BEGIN

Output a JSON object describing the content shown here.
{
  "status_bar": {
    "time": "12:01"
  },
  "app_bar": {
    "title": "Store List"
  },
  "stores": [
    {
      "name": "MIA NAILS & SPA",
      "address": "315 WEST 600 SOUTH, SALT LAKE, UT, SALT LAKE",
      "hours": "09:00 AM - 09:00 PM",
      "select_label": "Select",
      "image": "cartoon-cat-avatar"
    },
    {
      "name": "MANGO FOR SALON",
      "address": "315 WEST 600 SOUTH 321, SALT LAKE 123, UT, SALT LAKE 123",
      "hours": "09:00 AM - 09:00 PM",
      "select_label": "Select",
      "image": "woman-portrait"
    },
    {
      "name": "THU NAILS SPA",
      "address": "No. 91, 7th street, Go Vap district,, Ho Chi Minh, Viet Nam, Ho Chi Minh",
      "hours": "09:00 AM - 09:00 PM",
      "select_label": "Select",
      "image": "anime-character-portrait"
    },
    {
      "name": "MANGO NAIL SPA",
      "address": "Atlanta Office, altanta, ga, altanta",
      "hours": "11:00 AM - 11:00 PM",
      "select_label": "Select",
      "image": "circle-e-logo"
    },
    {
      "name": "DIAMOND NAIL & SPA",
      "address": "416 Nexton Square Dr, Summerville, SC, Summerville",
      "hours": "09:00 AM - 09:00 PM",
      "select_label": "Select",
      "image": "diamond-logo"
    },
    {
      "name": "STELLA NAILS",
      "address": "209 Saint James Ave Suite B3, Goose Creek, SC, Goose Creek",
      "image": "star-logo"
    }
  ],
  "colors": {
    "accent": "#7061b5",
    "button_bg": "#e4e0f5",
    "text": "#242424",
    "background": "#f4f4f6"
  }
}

END

# Job
Return only the number of lines in the data above that include the word "name".

# The result
6